--- begin ---

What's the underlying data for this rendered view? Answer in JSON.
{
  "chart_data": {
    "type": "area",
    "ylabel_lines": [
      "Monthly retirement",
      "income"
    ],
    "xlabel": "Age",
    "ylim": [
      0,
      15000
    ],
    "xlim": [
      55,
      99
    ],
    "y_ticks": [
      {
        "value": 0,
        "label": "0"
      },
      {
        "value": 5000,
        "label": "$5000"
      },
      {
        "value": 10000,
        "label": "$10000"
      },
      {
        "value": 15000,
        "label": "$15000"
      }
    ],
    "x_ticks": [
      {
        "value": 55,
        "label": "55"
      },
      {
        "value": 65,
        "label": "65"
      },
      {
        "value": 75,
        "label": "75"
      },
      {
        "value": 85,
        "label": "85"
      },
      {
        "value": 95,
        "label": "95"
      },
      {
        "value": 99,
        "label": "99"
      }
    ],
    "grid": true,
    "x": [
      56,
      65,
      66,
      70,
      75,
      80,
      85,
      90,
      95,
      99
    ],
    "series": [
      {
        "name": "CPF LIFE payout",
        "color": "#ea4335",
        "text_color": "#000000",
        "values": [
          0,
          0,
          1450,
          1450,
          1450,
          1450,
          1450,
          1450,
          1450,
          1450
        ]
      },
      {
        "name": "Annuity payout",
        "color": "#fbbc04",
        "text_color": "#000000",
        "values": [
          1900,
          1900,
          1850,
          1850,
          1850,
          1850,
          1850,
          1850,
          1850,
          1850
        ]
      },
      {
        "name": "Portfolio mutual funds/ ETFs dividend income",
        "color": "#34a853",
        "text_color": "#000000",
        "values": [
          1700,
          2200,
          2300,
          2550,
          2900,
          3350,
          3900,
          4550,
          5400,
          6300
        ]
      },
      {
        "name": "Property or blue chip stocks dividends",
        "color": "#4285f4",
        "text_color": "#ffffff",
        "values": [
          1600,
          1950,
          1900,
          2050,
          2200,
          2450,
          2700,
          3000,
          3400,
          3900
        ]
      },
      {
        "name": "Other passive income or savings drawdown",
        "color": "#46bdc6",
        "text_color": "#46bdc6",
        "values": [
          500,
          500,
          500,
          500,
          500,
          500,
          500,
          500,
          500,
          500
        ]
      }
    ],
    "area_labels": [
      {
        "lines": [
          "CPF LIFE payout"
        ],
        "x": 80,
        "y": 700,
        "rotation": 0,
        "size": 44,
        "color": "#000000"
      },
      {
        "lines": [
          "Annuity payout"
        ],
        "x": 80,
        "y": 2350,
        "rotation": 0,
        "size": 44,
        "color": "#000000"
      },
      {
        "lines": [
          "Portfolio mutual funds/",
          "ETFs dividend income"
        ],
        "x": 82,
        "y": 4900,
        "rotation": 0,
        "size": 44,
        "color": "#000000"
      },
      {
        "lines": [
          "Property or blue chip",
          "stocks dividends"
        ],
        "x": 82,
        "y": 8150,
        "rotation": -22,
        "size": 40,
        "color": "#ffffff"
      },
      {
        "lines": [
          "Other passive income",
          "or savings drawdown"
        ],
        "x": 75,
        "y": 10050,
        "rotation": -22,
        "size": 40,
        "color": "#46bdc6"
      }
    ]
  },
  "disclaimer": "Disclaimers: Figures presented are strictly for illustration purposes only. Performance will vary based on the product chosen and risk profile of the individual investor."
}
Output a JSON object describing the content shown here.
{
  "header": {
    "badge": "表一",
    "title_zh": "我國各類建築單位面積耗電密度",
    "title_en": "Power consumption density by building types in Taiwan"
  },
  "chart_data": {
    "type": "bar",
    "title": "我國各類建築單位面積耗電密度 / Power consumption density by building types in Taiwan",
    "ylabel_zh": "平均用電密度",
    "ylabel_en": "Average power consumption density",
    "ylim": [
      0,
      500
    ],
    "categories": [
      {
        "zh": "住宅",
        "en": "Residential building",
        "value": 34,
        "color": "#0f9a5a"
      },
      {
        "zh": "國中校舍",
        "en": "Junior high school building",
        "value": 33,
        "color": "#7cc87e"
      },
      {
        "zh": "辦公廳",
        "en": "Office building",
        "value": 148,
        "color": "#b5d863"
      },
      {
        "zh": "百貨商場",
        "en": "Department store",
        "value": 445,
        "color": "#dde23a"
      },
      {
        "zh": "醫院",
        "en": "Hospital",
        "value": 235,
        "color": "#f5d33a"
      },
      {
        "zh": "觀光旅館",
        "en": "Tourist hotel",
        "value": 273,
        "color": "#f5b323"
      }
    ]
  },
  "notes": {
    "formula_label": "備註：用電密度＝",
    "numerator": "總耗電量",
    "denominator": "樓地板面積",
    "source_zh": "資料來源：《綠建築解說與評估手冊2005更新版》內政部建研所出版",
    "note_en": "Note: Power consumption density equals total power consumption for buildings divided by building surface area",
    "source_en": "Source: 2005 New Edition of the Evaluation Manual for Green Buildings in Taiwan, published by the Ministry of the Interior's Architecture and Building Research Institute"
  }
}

--- end ---

• **WHAT TO DO**
Recopy the entries above in their entirety, exactly.

• **REPLY TO THE TASK**
What's the underlying data for this rendered view? Answer in JSON.
{
  "chart_data": {
    "type": "area",
    "ylabel_lines": [
      "Monthly retirement",
      "income"
    ],
    "xlabel": "Age",
    "ylim": [
      0,
      15000
    ],
    "xlim": [
      55,
      99
    ],
    "y_ticks": [
      {
        "value": 0,
        "label": "0"
      },
      {
        "value": 5000,
        "label": "$5000"
      },
      {
        "value": 10000,
        "label": "$10000"
      },
      {
        "value": 15000,
        "label": "$15000"
      }
    ],
    "x_ticks": [
      {
        "value": 55,
        "label": "55"
      },
      {
        "value": 65,
        "label": "65"
      },
      {
        "value": 75,
        "label": "75"
      },
      {
        "value": 85,
        "label": "85"
      },
      {
        "value": 95,
        "label": "95"
      },
      {
        "value": 99,
        "label": "99"
      }
    ],
    "grid": true,
    "x": [
      56,
      65,
      66,
      70,
      75,
      80,
      85,
      90,
      95,
      99
    ],
    "series": [
      {
        "name": "CPF LIFE payout",
        "color": "#ea4335",
        "text_color": "#000000",
        "values": [
          0,
          0,
          1450,
          1450,
          1450,
          1450,
          1450,
          1450,
          1450,
          1450
        ]
      },
      {
        "name": "Annuity payout",
        "color": "#fbbc04",
        "text_color": "#000000",
        "values": [
          1900,
          1900,
          1850,
          1850,
          1850,
          1850,
          1850,
          1850,
          1850,
          1850
        ]
      },
      {
        "name": "Portfolio mutual funds/ ETFs dividend income",
        "color": "#34a853",
        "text_color": "#000000",
        "values": [
          1700,
          2200,
          2300,
          2550,
          2900,
          3350,
          3900,
          4550,
          5400,
          6300
        ]
      },
      {
        "name": "Property or blue chip stocks dividends",
        "color": "#4285f4",
        "text_color": "#ffffff",
        "values": [
          1600,
          1950,
          1900,
          2050,
          2200,
          2450,
          2700,
          3000,
          3400,
          3900
        ]
      },
      {
        "name": "Other passive income or savings drawdown",
        "color": "#46bdc6",
        "text_color": "#46bdc6",
        "values": [
          500,
          500,
          500,
          500,
          500,
          500,
          500,
          500,
          500,
          500
        ]
      }
    ],
    "area_labels": [
      {
        "lines": [
          "CPF LIFE payout"
        ],
        "x": 80,
        "y": 700,
        "rotation": 0,
        "size": 44,
        "color": "#000000"
      },
      {
        "lines": [
          "Annuity payout"
        ],
        "x": 80,
        "y": 2350,
        "rotation": 0,
        "size": 44,
        "color": "#000000"
      },
      {
        "lines": [
          "Portfolio mutual funds/",
          "ETFs dividend income"
        ],
        "x": 82,
        "y": 4900,
        "rotation": 0,
        "size": 44,
        "color": "#000000"
      },
      {
        "lines": [
          "Property or blue chip",
          "stocks dividends"
        ],
        "x": 82,
        "y": 8150,
        "rotation": -22,
        "size": 40,
        "color": "#ffffff"
      },
      {
        "lines": [
          "Other passive income",
          "or savings drawdown"
        ],
        "x": 75,
        "y": 10050,
        "rotation": -22,
        "size": 40,
        "color": "#46bdc6"
      }
    ]
  },
  "disclaimer": "Disclaimers: Figures presented are strictly for illustration purposes only. Performance will vary based on the product chosen and risk profile of the individual investor."
}
Output a JSON object describing the content shown here.
{
  "header": {
    "badge": "表一",
    "title_zh": "我國各類建築單位面積耗電密度",
    "title_en": "Power consumption density by building types in Taiwan"
  },
  "chart_data": {
    "type": "bar",
    "title": "我國各類建築單位面積耗電密度 / Power consumption density by building types in Taiwan",
    "ylabel_zh": "平均用電密度",
    "ylabel_en": "Average power consumption density",
    "ylim": [
      0,
      500
    ],
    "categories": [
      {
        "zh": "住宅",
        "en": "Residential building",
        "value": 34,
        "color": "#0f9a5a"
      },
      {
        "zh": "國中校舍",
        "en": "Junior high school building",
        "value": 33,
        "color": "#7cc87e"
      },
      {
        "zh": "辦公廳",
        "en": "Office building",
        "value": 148,
        "color": "#b5d863"
      },
      {
        "zh": "百貨商場",
        "en": "Department store",
        "value": 445,
        "color": "#dde23a"
      },
      {
        "zh": "醫院",
        "en": "Hospital",
        "value": 235,
        "color": "#f5d33a"
      },
      {
        "zh": "觀光旅館",
        "en": "Tourist hotel",
        "value": 273,
        "color": "#f5b323"
      }
    ]
  },
  "notes": {
    "formula_label": "備註：用電密度＝",
    "numerator": "總耗電量",
    "denominator": "樓地板面積",
    "source_zh": "資料來源：《綠建築解說與評估手冊2005更新版》內政部建研所出版",
    "note_en": "Note: Power consumption density equals total power consumption for buildings divided by building surface area",
    "source_en": "Source: 2005 New Edition of the Evaluation Manual for Green Buildings in Taiwan, published by the Ministry of the Interior's Architecture and Building Research Institute"
  }
}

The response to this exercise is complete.